start Supplied records
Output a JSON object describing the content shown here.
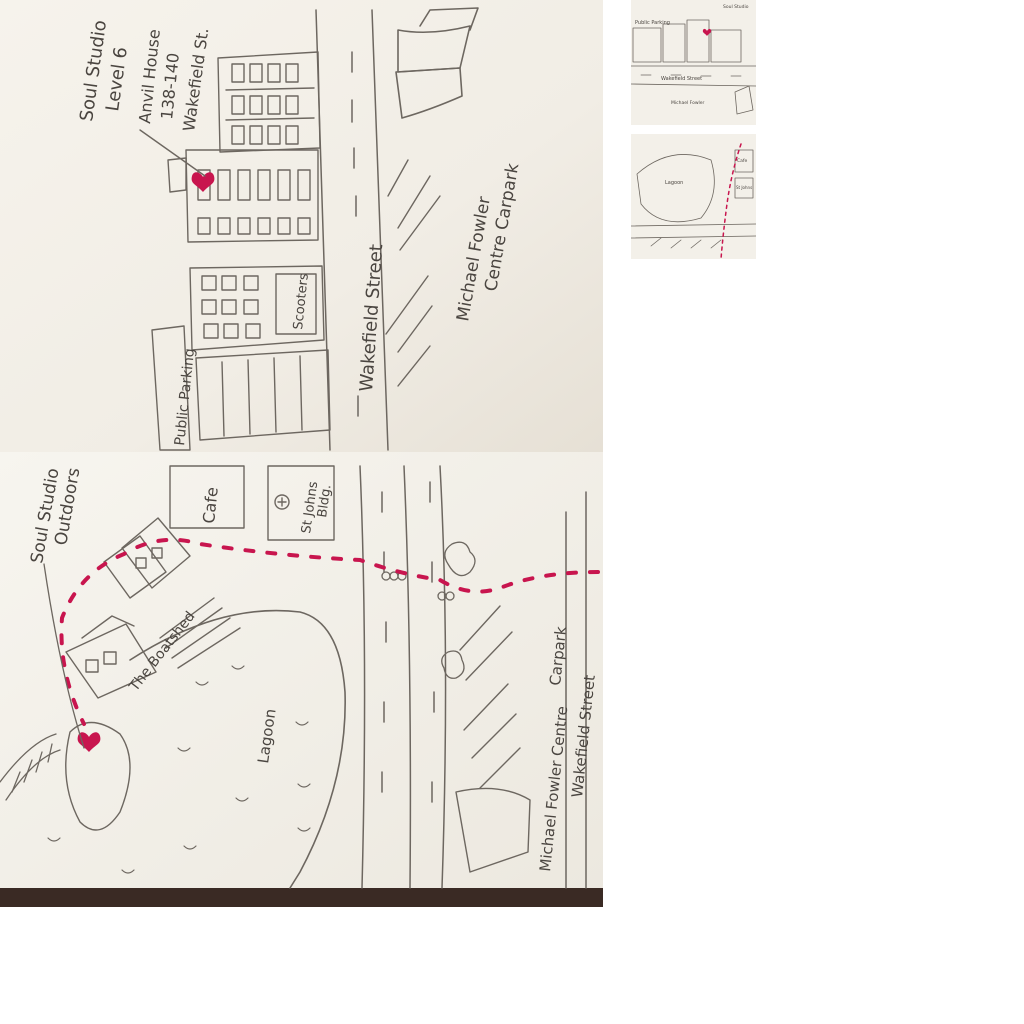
{
  "map_top": {
    "destination_name": "Soul Studio",
    "destination_level": "Level 6",
    "building_name": "Anvil House",
    "address_numbers": "138-140",
    "address_street": "Wakefield St.",
    "street_label": "Wakefield Street",
    "carpark_line1": "Michael Fowler",
    "carpark_line2": "Centre Carpark",
    "parking_label": "Public Parking",
    "shop_label": "Scooters"
  },
  "map_bottom": {
    "destination_line1": "Soul Studio",
    "destination_line2": "Outdoors",
    "cafe_label": "Cafe",
    "building_line1": "St Johns",
    "building_line2": "Bldg.",
    "boatshed_label": "The Boatshed",
    "lagoon_label": "Lagoon",
    "carpark_line1": "Michael Fowler Centre",
    "carpark_line2": "Carpark",
    "street_label": "Wakefield Street"
  },
  "colors": {
    "paper": "#f4f1ea",
    "paper_shadow": "#e7e2d8",
    "pencil": "#6d6760",
    "marker": "#c8154e"
  },
  "icons": {
    "destination_marker": "heart-icon",
    "route": "dashed-route-line"
  }
}
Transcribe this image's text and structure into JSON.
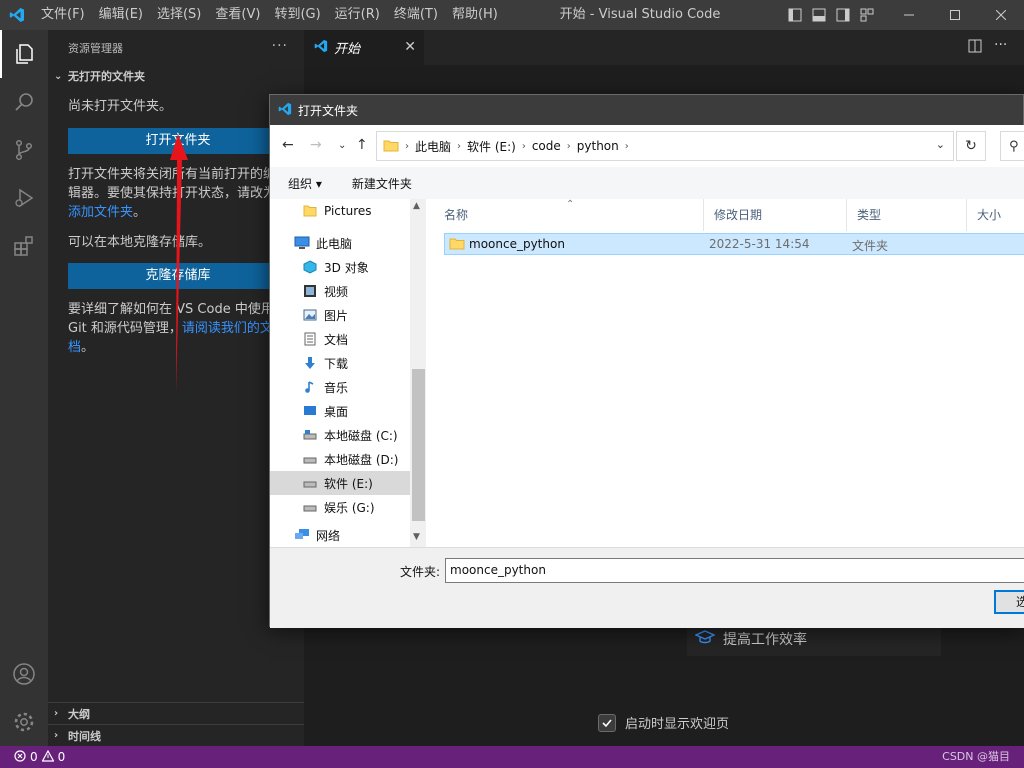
{
  "titlebar": {
    "title": "开始 - Visual Studio Code",
    "menu": [
      "文件(F)",
      "编辑(E)",
      "选择(S)",
      "查看(V)",
      "转到(G)",
      "运行(R)",
      "终端(T)",
      "帮助(H)"
    ]
  },
  "sidebar": {
    "header": "资源管理器",
    "more": "···",
    "section": "无打开的文件夹",
    "no_folder_text": "尚未打开文件夹。",
    "open_folder_button": "打开文件夹",
    "open_info_text": "打开文件夹将关闭所有当前打开的编辑器。要使其保持打开状态，请改为",
    "open_info_link": "添加文件夹",
    "open_info_end": "。",
    "clone_text": "可以在本地克隆存储库。",
    "clone_button": "克隆存储库",
    "git_text": "要详细了解如何在 VS Code 中使用 Git 和源代码管理，",
    "git_link": "请阅读我们的文档",
    "git_end": "。",
    "outline": "大纲",
    "timeline": "时间线"
  },
  "editor": {
    "tab_label": "开始",
    "walkthrough": "提高工作效率",
    "show_on_startup": "启动时显示欢迎页"
  },
  "statusbar": {
    "errors": "0",
    "warnings": "0",
    "watermark": "CSDN @猫目"
  },
  "dialog": {
    "title": "打开文件夹",
    "breadcrumbs": [
      "此电脑",
      "软件 (E:)",
      "code",
      "python"
    ],
    "toolbar": {
      "organize": "组织 ▾",
      "new_folder": "新建文件夹"
    },
    "nav_items": [
      {
        "label": "Pictures",
        "icon": "folder-icon"
      },
      {
        "label": "此电脑",
        "icon": "computer-icon"
      },
      {
        "label": "3D 对象",
        "icon": "cube-icon"
      },
      {
        "label": "视频",
        "icon": "video-icon"
      },
      {
        "label": "图片",
        "icon": "picture-icon"
      },
      {
        "label": "文档",
        "icon": "document-icon"
      },
      {
        "label": "下载",
        "icon": "download-icon"
      },
      {
        "label": "音乐",
        "icon": "music-icon"
      },
      {
        "label": "桌面",
        "icon": "desktop-icon"
      },
      {
        "label": "本地磁盘 (C:)",
        "icon": "drive-icon"
      },
      {
        "label": "本地磁盘 (D:)",
        "icon": "drive-icon"
      },
      {
        "label": "软件 (E:)",
        "icon": "drive-icon"
      },
      {
        "label": "娱乐 (G:)",
        "icon": "drive-icon"
      },
      {
        "label": "网络",
        "icon": "network-icon"
      }
    ],
    "columns": [
      "名称",
      "修改日期",
      "类型",
      "大小"
    ],
    "files": [
      {
        "name": "moonce_python",
        "date": "2022-5-31 14:54",
        "type": "文件夹",
        "size": ""
      }
    ],
    "filename_label": "文件夹:",
    "filename_value": "moonce_python",
    "select_button": "选"
  },
  "colors": {
    "accent": "#0e639c",
    "statusbar": "#68217a",
    "link": "#3794ff",
    "selection": "#cce8ff",
    "arrow": "#e8141b"
  }
}
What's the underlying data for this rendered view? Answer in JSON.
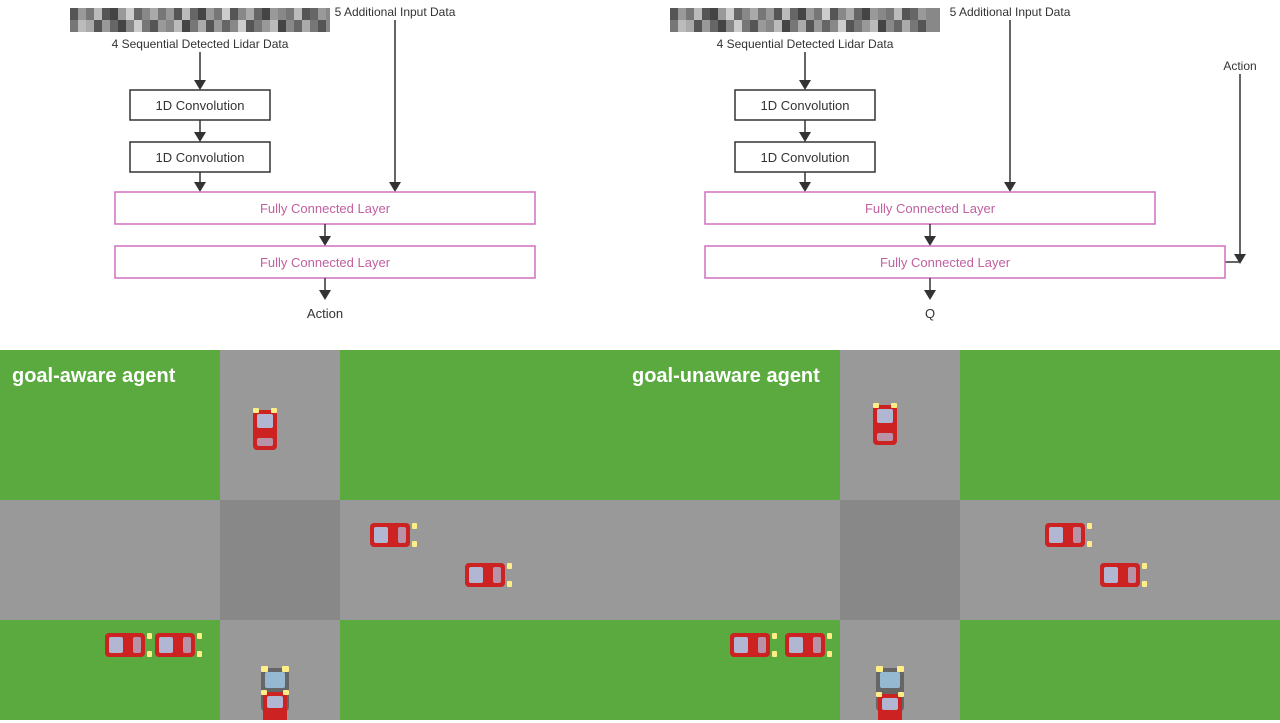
{
  "left": {
    "lidar_label": "4 Sequential Detected Lidar Data",
    "additional_input_label": "5 Additional Input Data",
    "conv1_label": "1D Convolution",
    "conv2_label": "1D Convolution",
    "fc1_label": "Fully Connected Layer",
    "fc2_label": "Fully Connected Layer",
    "output_label": "Action",
    "agent_label": "goal-aware agent"
  },
  "right": {
    "lidar_label": "4 Sequential Detected Lidar Data",
    "additional_input_label": "5 Additional Input Data",
    "action_input_label": "Action",
    "conv1_label": "1D Convolution",
    "conv2_label": "1D Convolution",
    "fc1_label": "Fully Connected Layer",
    "fc2_label": "Fully Connected Layer",
    "output_label": "Q",
    "agent_label": "goal-unaware agent"
  }
}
end Supplied records
> **Task to complete**: Retype all of the entries exactly as written, leaving out any images.

> **Output for this task**:
Output a JSON object describing the content shown here.
{
  "map_top": {
    "destination_name": "Soul Studio",
    "destination_level": "Level 6",
    "building_name": "Anvil House",
    "address_numbers": "138-140",
    "address_street": "Wakefield St.",
    "street_label": "Wakefield Street",
    "carpark_line1": "Michael Fowler",
    "carpark_line2": "Centre Carpark",
    "parking_label": "Public Parking",
    "shop_label": "Scooters"
  },
  "map_bottom": {
    "destination_line1": "Soul Studio",
    "destination_line2": "Outdoors",
    "cafe_label": "Cafe",
    "building_line1": "St Johns",
    "building_line2": "Bldg.",
    "boatshed_label": "The Boatshed",
    "lagoon_label": "Lagoon",
    "carpark_line1": "Michael Fowler Centre",
    "carpark_line2": "Carpark",
    "street_label": "Wakefield Street"
  },
  "colors": {
    "paper": "#f4f1ea",
    "paper_shadow": "#e7e2d8",
    "pencil": "#6d6760",
    "marker": "#c8154e"
  },
  "icons": {
    "destination_marker": "heart-icon",
    "route": "dashed-route-line"
  }
}
Transcribe this image's text and structure into JSON.
{
  "titlebar": {
    "title": "开始 - Visual Studio Code",
    "menu": [
      "文件(F)",
      "编辑(E)",
      "选择(S)",
      "查看(V)",
      "转到(G)",
      "运行(R)",
      "终端(T)",
      "帮助(H)"
    ]
  },
  "sidebar": {
    "header": "资源管理器",
    "more": "···",
    "section": "无打开的文件夹",
    "no_folder_text": "尚未打开文件夹。",
    "open_folder_button": "打开文件夹",
    "open_info_text": "打开文件夹将关闭所有当前打开的编辑器。要使其保持打开状态，请改为",
    "open_info_link": "添加文件夹",
    "open_info_end": "。",
    "clone_text": "可以在本地克隆存储库。",
    "clone_button": "克隆存储库",
    "git_text": "要详细了解如何在 VS Code 中使用 Git 和源代码管理，",
    "git_link": "请阅读我们的文档",
    "git_end": "。",
    "outline": "大纲",
    "timeline": "时间线"
  },
  "editor": {
    "tab_label": "开始",
    "walkthrough": "提高工作效率",
    "show_on_startup": "启动时显示欢迎页"
  },
  "statusbar": {
    "errors": "0",
    "warnings": "0",
    "watermark": "CSDN @猫目"
  },
  "dialog": {
    "title": "打开文件夹",
    "breadcrumbs": [
      "此电脑",
      "软件 (E:)",
      "code",
      "python"
    ],
    "toolbar": {
      "organize": "组织 ▾",
      "new_folder": "新建文件夹"
    },
    "nav_items": [
      {
        "label": "Pictures",
        "icon": "folder-icon"
      },
      {
        "label": "此电脑",
        "icon": "computer-icon"
      },
      {
        "label": "3D 对象",
        "icon": "cube-icon"
      },
      {
        "label": "视频",
        "icon": "video-icon"
      },
      {
        "label": "图片",
        "icon": "picture-icon"
      },
      {
        "label": "文档",
        "icon": "document-icon"
      },
      {
        "label": "下载",
        "icon": "download-icon"
      },
      {
        "label": "音乐",
        "icon": "music-icon"
      },
      {
        "label": "桌面",
        "icon": "desktop-icon"
      },
      {
        "label": "本地磁盘 (C:)",
        "icon": "drive-icon"
      },
      {
        "label": "本地磁盘 (D:)",
        "icon": "drive-icon"
      },
      {
        "label": "软件 (E:)",
        "icon": "drive-icon"
      },
      {
        "label": "娱乐 (G:)",
        "icon": "drive-icon"
      },
      {
        "label": "网络",
        "icon": "network-icon"
      }
    ],
    "columns": [
      "名称",
      "修改日期",
      "类型",
      "大小"
    ],
    "files": [
      {
        "name": "moonce_python",
        "date": "2022-5-31 14:54",
        "type": "文件夹",
        "size": ""
      }
    ],
    "filename_label": "文件夹:",
    "filename_value": "moonce_python",
    "select_button": "选"
  },
  "colors": {
    "accent": "#0e639c",
    "statusbar": "#68217a",
    "link": "#3794ff",
    "selection": "#cce8ff",
    "arrow": "#e8141b"
  }
}
What's the underlying data for this rendered view? Answer in JSON.
{
  "left": {
    "lidar_label": "4 Sequential Detected Lidar Data",
    "additional_input_label": "5 Additional Input Data",
    "conv1_label": "1D Convolution",
    "conv2_label": "1D Convolution",
    "fc1_label": "Fully Connected Layer",
    "fc2_label": "Fully Connected Layer",
    "output_label": "Action",
    "agent_label": "goal-aware agent"
  },
  "right": {
    "lidar_label": "4 Sequential Detected Lidar Data",
    "additional_input_label": "5 Additional Input Data",
    "action_input_label": "Action",
    "conv1_label": "1D Convolution",
    "conv2_label": "1D Convolution",
    "fc1_label": "Fully Connected Layer",
    "fc2_label": "Fully Connected Layer",
    "output_label": "Q",
    "agent_label": "goal-unaware agent"
  }
}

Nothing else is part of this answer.